Task set ::
[A] Repeat verbatim the part of the commentary on the Nebraska offense between "Well, that feels" and "a silver lining.", inclusive.
[B] Answer these questions using the commentary on the Nebraska offense.
(i) How much time was left when the offense took the field with the lead?
(ii) Which player is called a stud for the second straight game?
(iii) How many plays and how many yards made up the final drive?
Excerpted text below:
Well, that feels better. I needed to vent about the offense. They were infuriating. By all rights this unit should have cost NU the game. But there is a silver lining.

The beleaguered and much maligned Nebraska offense took the field with 8:26 to go and nursing a very tenuous 2 point lead. Somehow, NU found a way to run the ball. For the 2nd straight game Terrell Newby was a stud. He avoided a near fumble that was as close as it gets and churned out yards to salt this thing away. Along the way Mike Riley went for it on 4th and short near mid field. The NU offense had no consistent push, but Riley made the call. That call took considerable onions. Riley deserves credit for such a bold call. After that conversion the Nebraska offense gets a FG and milks the clock to under a minute. The drive may go down as a season definer. Despite the monumental struggles of the Husker offense, when the chips were down this unit came up with a 15 play, 60 yard drive that burned an astonishing 7:41 off the clock and all but assured a Husker victory. That deserves kudos, even if the rest of the day was largely hot garbage.
End of Excerpted text.
Information below:
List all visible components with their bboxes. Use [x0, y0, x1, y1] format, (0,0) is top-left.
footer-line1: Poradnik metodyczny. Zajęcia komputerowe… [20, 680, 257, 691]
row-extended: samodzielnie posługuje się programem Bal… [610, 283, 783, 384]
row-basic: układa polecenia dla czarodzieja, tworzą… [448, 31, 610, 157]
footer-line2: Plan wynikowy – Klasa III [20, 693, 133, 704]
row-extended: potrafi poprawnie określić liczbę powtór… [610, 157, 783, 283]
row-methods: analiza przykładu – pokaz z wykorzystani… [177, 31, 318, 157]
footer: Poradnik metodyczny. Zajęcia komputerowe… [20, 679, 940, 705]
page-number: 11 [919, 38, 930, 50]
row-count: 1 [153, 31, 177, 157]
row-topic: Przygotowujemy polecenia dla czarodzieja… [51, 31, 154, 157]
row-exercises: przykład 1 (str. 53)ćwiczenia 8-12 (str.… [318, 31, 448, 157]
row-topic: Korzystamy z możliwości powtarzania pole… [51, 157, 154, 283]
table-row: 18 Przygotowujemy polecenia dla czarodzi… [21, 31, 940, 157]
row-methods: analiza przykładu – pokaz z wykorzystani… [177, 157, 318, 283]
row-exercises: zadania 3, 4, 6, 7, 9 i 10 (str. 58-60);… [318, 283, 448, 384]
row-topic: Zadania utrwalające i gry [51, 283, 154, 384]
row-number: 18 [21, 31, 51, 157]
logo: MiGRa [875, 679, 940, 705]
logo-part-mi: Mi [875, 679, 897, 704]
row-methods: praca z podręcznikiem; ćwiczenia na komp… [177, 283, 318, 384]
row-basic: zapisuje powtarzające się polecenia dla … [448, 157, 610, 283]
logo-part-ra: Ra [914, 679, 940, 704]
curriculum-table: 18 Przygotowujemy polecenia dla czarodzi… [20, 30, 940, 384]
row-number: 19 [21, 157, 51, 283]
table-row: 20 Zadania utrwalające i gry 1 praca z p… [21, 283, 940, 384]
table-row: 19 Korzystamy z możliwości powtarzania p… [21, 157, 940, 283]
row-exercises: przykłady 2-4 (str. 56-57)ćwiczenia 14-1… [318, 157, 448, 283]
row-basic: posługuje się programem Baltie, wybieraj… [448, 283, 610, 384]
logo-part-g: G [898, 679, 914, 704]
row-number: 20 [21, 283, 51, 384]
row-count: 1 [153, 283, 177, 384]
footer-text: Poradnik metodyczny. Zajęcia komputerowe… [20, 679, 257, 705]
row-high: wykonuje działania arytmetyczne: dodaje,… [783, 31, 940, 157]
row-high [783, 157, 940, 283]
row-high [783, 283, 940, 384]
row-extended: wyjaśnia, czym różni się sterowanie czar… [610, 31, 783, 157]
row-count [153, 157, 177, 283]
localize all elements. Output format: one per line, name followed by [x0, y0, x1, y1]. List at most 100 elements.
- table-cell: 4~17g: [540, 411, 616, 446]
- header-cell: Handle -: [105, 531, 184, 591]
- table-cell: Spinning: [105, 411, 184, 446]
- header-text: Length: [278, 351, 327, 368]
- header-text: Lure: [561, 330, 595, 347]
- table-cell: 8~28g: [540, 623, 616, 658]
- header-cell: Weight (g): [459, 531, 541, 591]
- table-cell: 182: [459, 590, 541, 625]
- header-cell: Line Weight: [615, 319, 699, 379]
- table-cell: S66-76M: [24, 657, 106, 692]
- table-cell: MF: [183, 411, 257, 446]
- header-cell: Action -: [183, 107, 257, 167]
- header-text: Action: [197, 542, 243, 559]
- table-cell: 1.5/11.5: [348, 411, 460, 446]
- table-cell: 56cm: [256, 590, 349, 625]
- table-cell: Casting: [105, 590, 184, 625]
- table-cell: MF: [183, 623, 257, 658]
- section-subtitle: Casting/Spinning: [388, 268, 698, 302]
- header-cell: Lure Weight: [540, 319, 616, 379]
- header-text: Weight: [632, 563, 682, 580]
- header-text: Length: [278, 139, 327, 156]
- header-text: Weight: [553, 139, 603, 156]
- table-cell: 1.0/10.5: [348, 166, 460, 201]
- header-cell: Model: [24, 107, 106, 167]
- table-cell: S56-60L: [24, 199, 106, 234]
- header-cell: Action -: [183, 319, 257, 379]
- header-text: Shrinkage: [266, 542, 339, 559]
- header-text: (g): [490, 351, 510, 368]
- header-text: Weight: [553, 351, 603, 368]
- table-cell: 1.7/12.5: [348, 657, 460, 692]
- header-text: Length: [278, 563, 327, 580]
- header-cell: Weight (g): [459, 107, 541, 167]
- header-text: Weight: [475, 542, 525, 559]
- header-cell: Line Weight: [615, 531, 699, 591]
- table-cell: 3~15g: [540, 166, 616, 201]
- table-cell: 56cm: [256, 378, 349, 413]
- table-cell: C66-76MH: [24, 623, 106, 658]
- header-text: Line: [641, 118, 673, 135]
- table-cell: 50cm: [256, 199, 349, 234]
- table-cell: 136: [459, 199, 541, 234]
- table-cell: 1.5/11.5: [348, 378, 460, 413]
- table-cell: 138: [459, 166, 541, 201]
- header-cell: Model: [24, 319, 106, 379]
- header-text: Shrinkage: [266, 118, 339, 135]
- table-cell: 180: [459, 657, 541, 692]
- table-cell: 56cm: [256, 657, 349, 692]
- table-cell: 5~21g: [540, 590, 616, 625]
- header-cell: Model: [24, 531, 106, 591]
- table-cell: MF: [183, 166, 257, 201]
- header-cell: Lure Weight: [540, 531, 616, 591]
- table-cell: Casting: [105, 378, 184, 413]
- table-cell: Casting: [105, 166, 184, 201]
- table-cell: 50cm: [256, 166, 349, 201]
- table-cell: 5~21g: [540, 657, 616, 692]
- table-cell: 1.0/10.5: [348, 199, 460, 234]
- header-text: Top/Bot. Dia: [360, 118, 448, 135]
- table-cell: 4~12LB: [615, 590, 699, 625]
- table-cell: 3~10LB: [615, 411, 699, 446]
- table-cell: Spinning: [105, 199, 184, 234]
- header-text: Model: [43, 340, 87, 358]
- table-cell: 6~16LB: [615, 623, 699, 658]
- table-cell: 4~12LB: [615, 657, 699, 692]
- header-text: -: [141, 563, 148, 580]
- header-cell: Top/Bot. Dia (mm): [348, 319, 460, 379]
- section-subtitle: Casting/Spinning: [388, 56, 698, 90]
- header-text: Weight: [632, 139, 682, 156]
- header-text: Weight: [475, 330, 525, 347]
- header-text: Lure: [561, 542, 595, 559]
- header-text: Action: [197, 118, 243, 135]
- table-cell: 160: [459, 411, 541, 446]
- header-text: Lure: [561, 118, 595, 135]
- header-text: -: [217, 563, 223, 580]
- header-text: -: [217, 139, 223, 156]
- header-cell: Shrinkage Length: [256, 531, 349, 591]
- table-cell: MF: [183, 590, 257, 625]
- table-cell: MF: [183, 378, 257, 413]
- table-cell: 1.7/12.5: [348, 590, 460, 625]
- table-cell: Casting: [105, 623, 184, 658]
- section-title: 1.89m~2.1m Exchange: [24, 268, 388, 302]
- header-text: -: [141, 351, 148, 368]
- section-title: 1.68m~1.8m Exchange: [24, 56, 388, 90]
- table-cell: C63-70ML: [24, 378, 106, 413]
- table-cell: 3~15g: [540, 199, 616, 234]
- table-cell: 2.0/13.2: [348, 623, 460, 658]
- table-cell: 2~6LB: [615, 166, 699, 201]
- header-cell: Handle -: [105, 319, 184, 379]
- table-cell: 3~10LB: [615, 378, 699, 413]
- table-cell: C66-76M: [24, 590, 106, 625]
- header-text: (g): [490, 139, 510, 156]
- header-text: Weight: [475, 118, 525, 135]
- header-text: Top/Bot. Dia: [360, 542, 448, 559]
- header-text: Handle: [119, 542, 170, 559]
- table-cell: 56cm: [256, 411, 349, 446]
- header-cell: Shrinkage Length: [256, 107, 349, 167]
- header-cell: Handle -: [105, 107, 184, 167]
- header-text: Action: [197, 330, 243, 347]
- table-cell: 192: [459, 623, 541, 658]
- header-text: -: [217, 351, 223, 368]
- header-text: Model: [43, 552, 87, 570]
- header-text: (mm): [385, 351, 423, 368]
End of Information.
Answers below ::
[A]
Well, that feels better. I needed to vent about the offense. They were infuriating. By all rights this unit should have cost NU the game. But there is a silver lining.

[B]
(i) 8:26
(ii) Terrell Newby
(iii) 15 plays and 60 yards